■ Metinden alıntı:
::::::::::

Pollie
Awards hangi kriterler üzerinden değerlendiriyor başvuran işleri?
Pollie Awards, çok çeşitli kategorilerde binlerce
çalışmanın rekabet ettiği büyük bir yarışma. Siyasi iletişim alanının Oscar’ı olarak kabul ediliyor.
TV, Radyo, Basın, Outdoor, dijital, sosyal medya, database yönetimi, bağış ve seçim günü mobilizasyonu (GoTV) gibi dalların yanısıra, doğrudan
postalama, telemesaj gibi çok sayıda kategorisi var. Her kategori için ayrı
kuralları ve kriterleri var. 250 kişiyi bulan dev bir juriye sahip ve juri üyleri kazanan işleri online oylamayla seçiyor.
Pollie Awards’un en temel kriterleri, yaratıcılık,
özgünlük ve etkinliktir diyebiliriz.

::::::::::

Öğe konum verileri:
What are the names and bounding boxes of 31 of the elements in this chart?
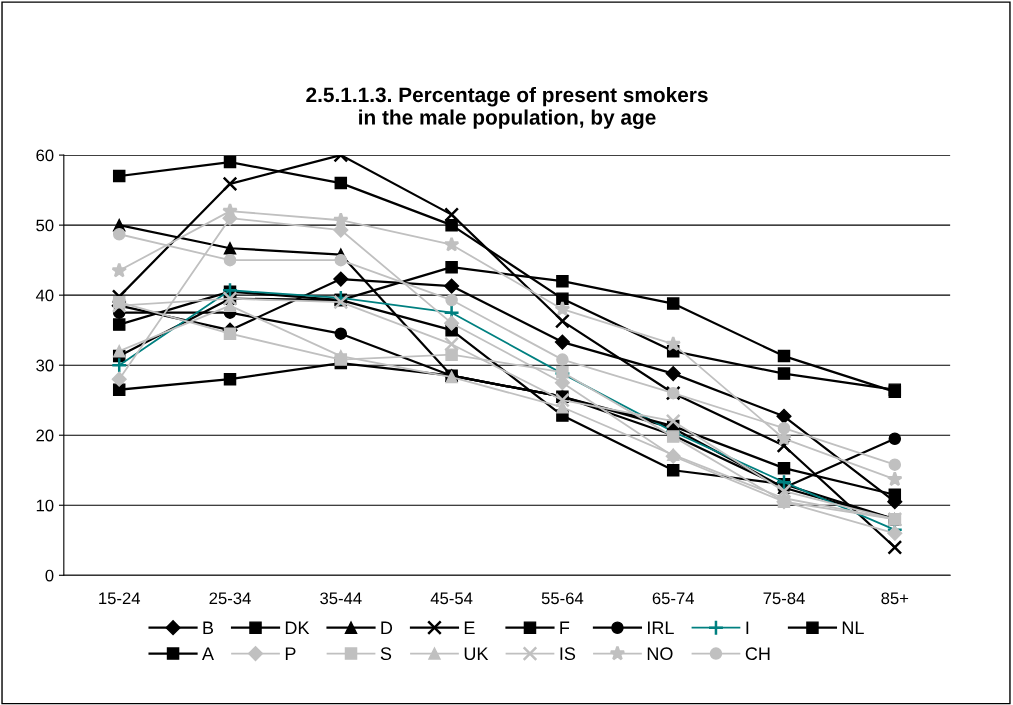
x-tick-label: 45-54 <box>430 592 473 605</box>
x-tick-label: 15-24 <box>99 592 141 605</box>
legend-label: IRL <box>648 621 674 635</box>
legend-label: CH <box>745 647 770 661</box>
legend-label: I <box>746 621 749 635</box>
y-tick-label: 50 <box>36 219 54 232</box>
x-tick-label: 55-64 <box>541 592 584 605</box>
legend-label: IS <box>560 647 576 661</box>
legend-label: B <box>203 621 214 635</box>
legend-label: D <box>381 621 393 635</box>
x-tick-label: 25-34 <box>209 592 251 605</box>
y-tick-label: 30 <box>36 359 54 372</box>
y-tick-label: 40 <box>35 289 54 302</box>
legend-label: P <box>285 647 296 660</box>
x-tick-label: 85+ <box>881 592 909 605</box>
y-tick-label: 60 <box>36 149 54 162</box>
legend-label: DK <box>285 621 310 635</box>
x-tick-label: 75-84 <box>763 592 805 605</box>
y-tick-label: 20 <box>36 429 54 442</box>
legend-label: S <box>380 647 392 661</box>
x-tick-label: 35-44 <box>320 592 362 605</box>
y-tick-label: 0 <box>45 569 54 582</box>
legend-label: E <box>464 621 475 635</box>
y-tick-label: 10 <box>36 499 54 512</box>
x-tick-label: 65-74 <box>652 592 695 605</box>
legend-label: NO <box>647 647 673 661</box>
legend-label: A <box>201 647 214 660</box>
chart-title: 2.5.1.1.3. Percentage of present smokers in the male population, by age <box>306 86 708 129</box>
legend-label: UK <box>464 647 489 661</box>
legend-label: F <box>560 621 570 635</box>
legend-label: NL <box>842 621 864 635</box>
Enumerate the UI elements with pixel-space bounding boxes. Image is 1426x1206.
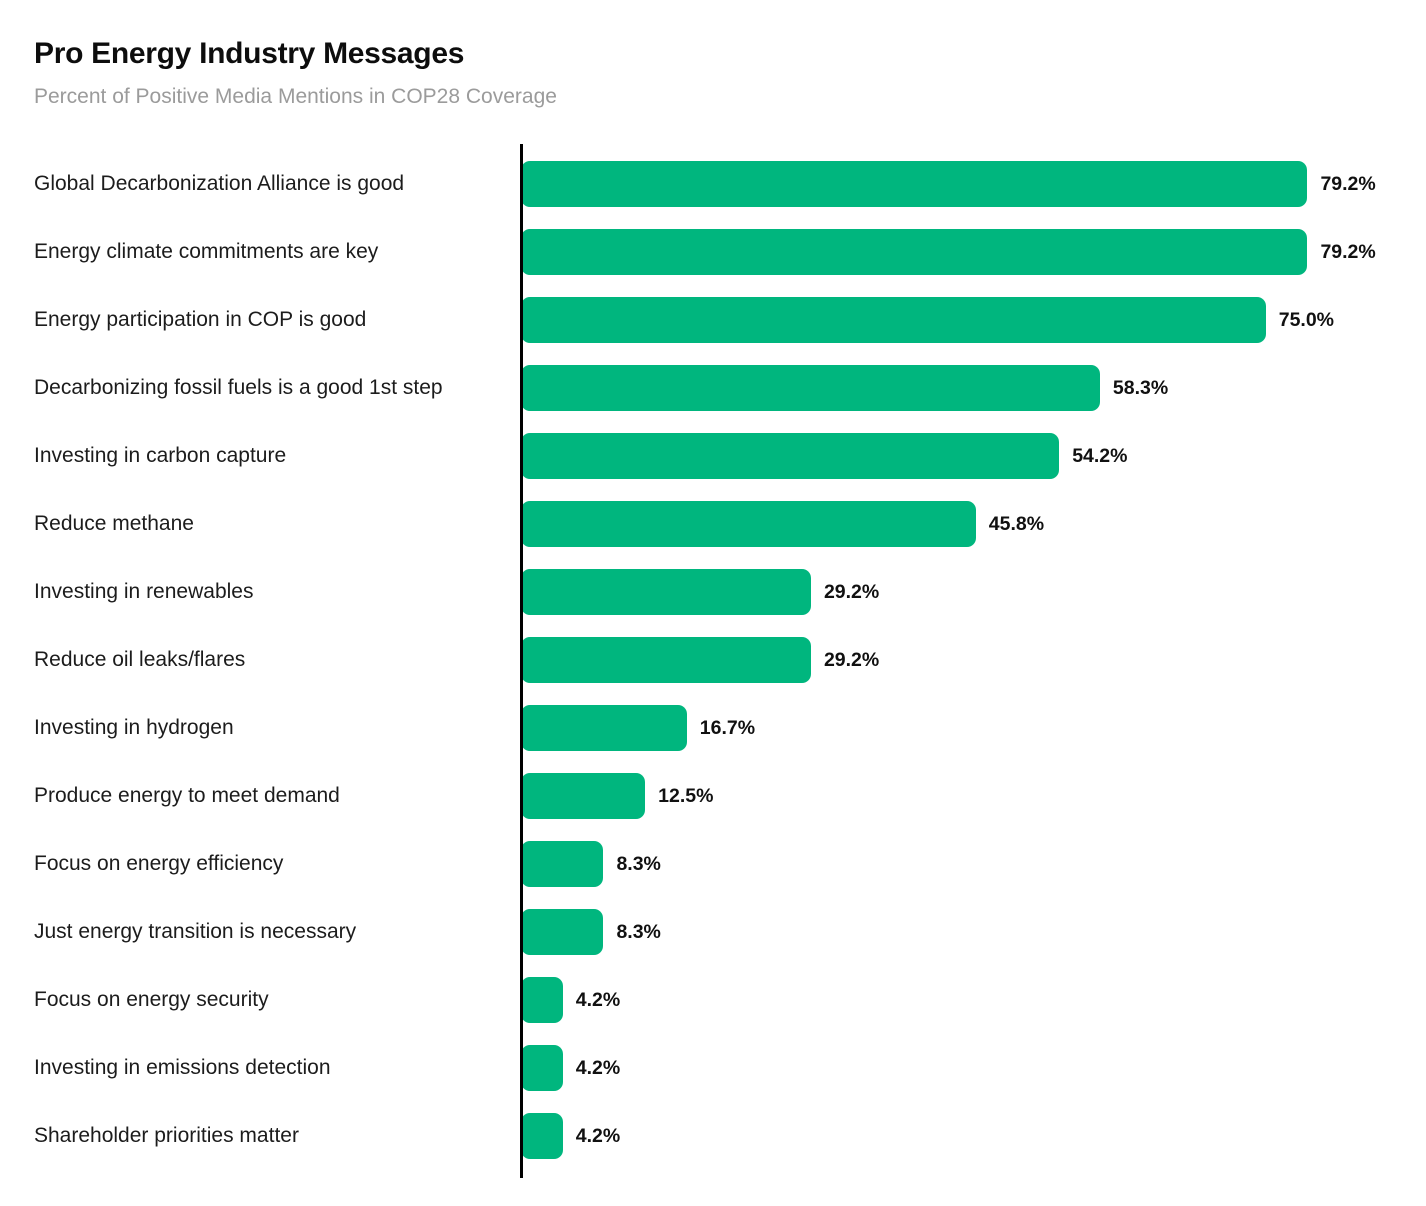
bar-row: Investing in emissions detection 4.2% bbox=[0, 1034, 1426, 1102]
bar-row: Focus on energy efficiency 8.3% bbox=[0, 830, 1426, 898]
chart-subtitle: Percent of Positive Media Mentions in CO… bbox=[34, 85, 557, 108]
bar-plot-area: 4.2% bbox=[521, 1102, 1426, 1170]
bar-plot-area: 45.8% bbox=[521, 490, 1426, 558]
value-label: 58.3% bbox=[1112, 376, 1169, 399]
bar-row: Energy climate commitments are key 79.2% bbox=[0, 218, 1426, 286]
category-label: Investing in carbon capture bbox=[34, 444, 287, 467]
bar-row: Reduce methane 45.8% bbox=[0, 490, 1426, 558]
bar-row: Just energy transition is necessary 8.3% bbox=[0, 898, 1426, 966]
value-label: 79.2% bbox=[1320, 172, 1376, 195]
bar-row: Energy participation in COP is good 75.0% bbox=[0, 286, 1426, 354]
bar bbox=[521, 1113, 563, 1159]
bar-row: Produce energy to meet demand 12.5% bbox=[0, 762, 1426, 830]
value-label: 79.2% bbox=[1320, 240, 1376, 263]
category-label: Focus on energy efficiency bbox=[34, 852, 284, 875]
bar bbox=[521, 161, 1308, 207]
bar-row: Investing in carbon capture 54.2% bbox=[0, 422, 1426, 490]
bar bbox=[521, 705, 687, 751]
bar-plot-area: 79.2% bbox=[521, 150, 1426, 218]
bar bbox=[521, 297, 1266, 343]
bar-plot-area: 58.3% bbox=[521, 354, 1426, 422]
value-label: 12.5% bbox=[658, 784, 714, 807]
bar-plot-area: 8.3% bbox=[521, 898, 1426, 966]
category-label: Decarbonizing fossil fuels is a good 1st… bbox=[34, 376, 443, 399]
bar bbox=[521, 1045, 563, 1091]
category-label: Focus on energy security bbox=[34, 988, 269, 1011]
bar-rows: Global Decarbonization Alliance is good 7… bbox=[0, 150, 1426, 1170]
bar-row: Focus on energy security 4.2% bbox=[0, 966, 1426, 1034]
value-label: 4.2% bbox=[575, 988, 621, 1011]
bar bbox=[521, 433, 1060, 479]
category-label: Energy participation in COP is good bbox=[34, 308, 367, 331]
bar bbox=[521, 229, 1308, 275]
bar bbox=[521, 841, 604, 887]
bar bbox=[521, 365, 1100, 411]
category-label: Energy climate commitments are key bbox=[34, 240, 379, 263]
value-label: 54.2% bbox=[1072, 444, 1128, 467]
bar-plot-area: 4.2% bbox=[521, 1034, 1426, 1102]
bar-plot-area: 75.0% bbox=[521, 286, 1426, 354]
category-label: Shareholder priorities matter bbox=[34, 1124, 299, 1147]
value-label: 45.8% bbox=[988, 512, 1045, 535]
bar bbox=[521, 501, 976, 547]
category-label: Just energy transition is necessary bbox=[34, 920, 357, 943]
bar bbox=[521, 773, 646, 819]
bar-plot-area: 12.5% bbox=[521, 762, 1426, 830]
value-label: 8.3% bbox=[616, 852, 661, 875]
category-label: Investing in emissions detection bbox=[34, 1056, 331, 1079]
bar-plot-area: 54.2% bbox=[521, 422, 1426, 490]
bar-plot-area: 29.2% bbox=[521, 626, 1426, 694]
bar-chart: Global Decarbonization Alliance is good 7… bbox=[0, 144, 1426, 1178]
category-label: Investing in renewables bbox=[34, 580, 254, 603]
bar-plot-area: 8.3% bbox=[521, 830, 1426, 898]
bar-plot-area: 4.2% bbox=[521, 966, 1426, 1034]
category-label: Global Decarbonization Alliance is good bbox=[34, 172, 405, 195]
bar-plot-area: 79.2% bbox=[521, 218, 1426, 286]
bar bbox=[521, 637, 811, 683]
value-label: 4.2% bbox=[575, 1056, 621, 1079]
bar-row: Investing in renewables 29.2% bbox=[0, 558, 1426, 626]
bar bbox=[521, 569, 811, 615]
bar-plot-area: 29.2% bbox=[521, 558, 1426, 626]
category-label: Reduce oil leaks/flares bbox=[34, 648, 246, 671]
bar-row: Reduce oil leaks/flares 29.2% bbox=[0, 626, 1426, 694]
value-label: 4.2% bbox=[575, 1124, 621, 1147]
value-label: 8.3% bbox=[616, 920, 661, 943]
category-label: Produce energy to meet demand bbox=[34, 784, 340, 807]
bar bbox=[521, 977, 563, 1023]
value-label: 16.7% bbox=[699, 716, 756, 739]
bar-row: Global Decarbonization Alliance is good 7… bbox=[0, 150, 1426, 218]
bar-row: Investing in hydrogen 16.7% bbox=[0, 694, 1426, 762]
page-title: Pro Energy Industry Messages bbox=[34, 37, 465, 70]
bar-plot-area: 16.7% bbox=[521, 694, 1426, 762]
bar-row: Decarbonizing fossil fuels is a good 1st… bbox=[0, 354, 1426, 422]
category-label: Investing in hydrogen bbox=[34, 716, 234, 739]
category-label: Reduce methane bbox=[34, 512, 194, 535]
bar bbox=[521, 909, 604, 955]
value-label: 29.2% bbox=[823, 580, 880, 603]
value-label: 29.2% bbox=[823, 648, 880, 671]
bar-row: Shareholder priorities matter 4.2% bbox=[0, 1102, 1426, 1170]
value-label: 75.0% bbox=[1278, 308, 1335, 331]
y-axis-line bbox=[520, 144, 523, 1178]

::::::::::

■ Kısa alıştırma:
Pollie Awards metninde "TV, Radyo, Basın, Outdoor, dijital, sosyal" geçen sözlerle açılıp "online oylamayla seçiyor." ile kapanan kısmı olduğu gibi alıntılayın.

■ Görevin cevabı:
TV, Radyo, Basın, Outdoor, dijital, sosyal medya, database yönetimi, bağış ve seçim günü mobilizasyonu (GoTV) gibi dalların yanısıra, doğrudan
postalama, telemesaj gibi çok sayıda kategorisi var. Her kategori için ayrı
kuralları ve kriterleri var. 250 kişiyi bulan dev bir juriye sahip ve juri üyleri kazanan işleri online oylamayla seçiyor.